From the listing below, extract each entry exactly as written, minus the images.
▽
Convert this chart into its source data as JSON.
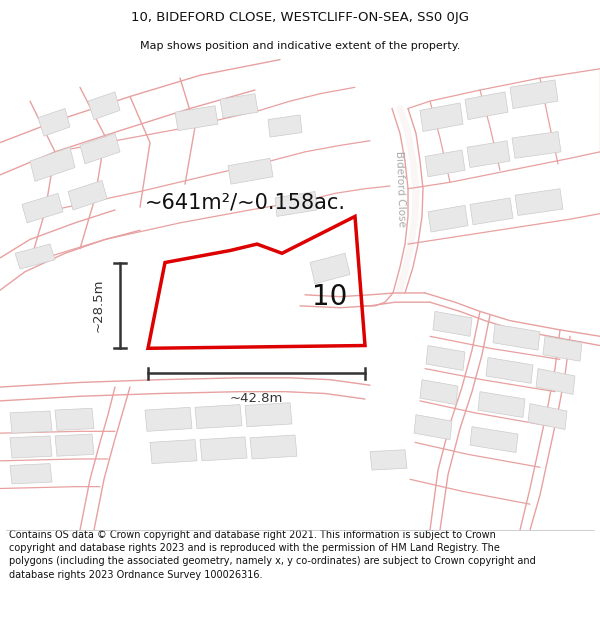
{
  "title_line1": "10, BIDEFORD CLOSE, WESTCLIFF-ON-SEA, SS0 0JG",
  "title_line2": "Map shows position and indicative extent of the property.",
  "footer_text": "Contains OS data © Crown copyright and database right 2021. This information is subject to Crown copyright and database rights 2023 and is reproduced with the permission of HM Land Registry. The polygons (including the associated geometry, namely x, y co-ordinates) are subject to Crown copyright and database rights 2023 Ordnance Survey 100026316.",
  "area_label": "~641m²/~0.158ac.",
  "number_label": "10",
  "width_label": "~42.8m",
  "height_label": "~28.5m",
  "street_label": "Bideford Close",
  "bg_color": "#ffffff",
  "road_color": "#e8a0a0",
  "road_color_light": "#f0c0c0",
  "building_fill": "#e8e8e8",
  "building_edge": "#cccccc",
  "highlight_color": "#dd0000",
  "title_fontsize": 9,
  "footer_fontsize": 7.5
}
△
**Full answer:**
Convert this chart into its source data as JSON.
{
  "title_line1": "10, BIDEFORD CLOSE, WESTCLIFF-ON-SEA, SS0 0JG",
  "title_line2": "Map shows position and indicative extent of the property.",
  "footer_text": "Contains OS data © Crown copyright and database right 2021. This information is subject to Crown copyright and database rights 2023 and is reproduced with the permission of HM Land Registry. The polygons (including the associated geometry, namely x, y co-ordinates) are subject to Crown copyright and database rights 2023 Ordnance Survey 100026316.",
  "area_label": "~641m²/~0.158ac.",
  "number_label": "10",
  "width_label": "~42.8m",
  "height_label": "~28.5m",
  "street_label": "Bideford Close",
  "bg_color": "#ffffff",
  "road_color": "#e8a0a0",
  "road_color_light": "#f0c0c0",
  "building_fill": "#e8e8e8",
  "building_edge": "#cccccc",
  "highlight_color": "#dd0000",
  "title_fontsize": 9,
  "footer_fontsize": 7.5
}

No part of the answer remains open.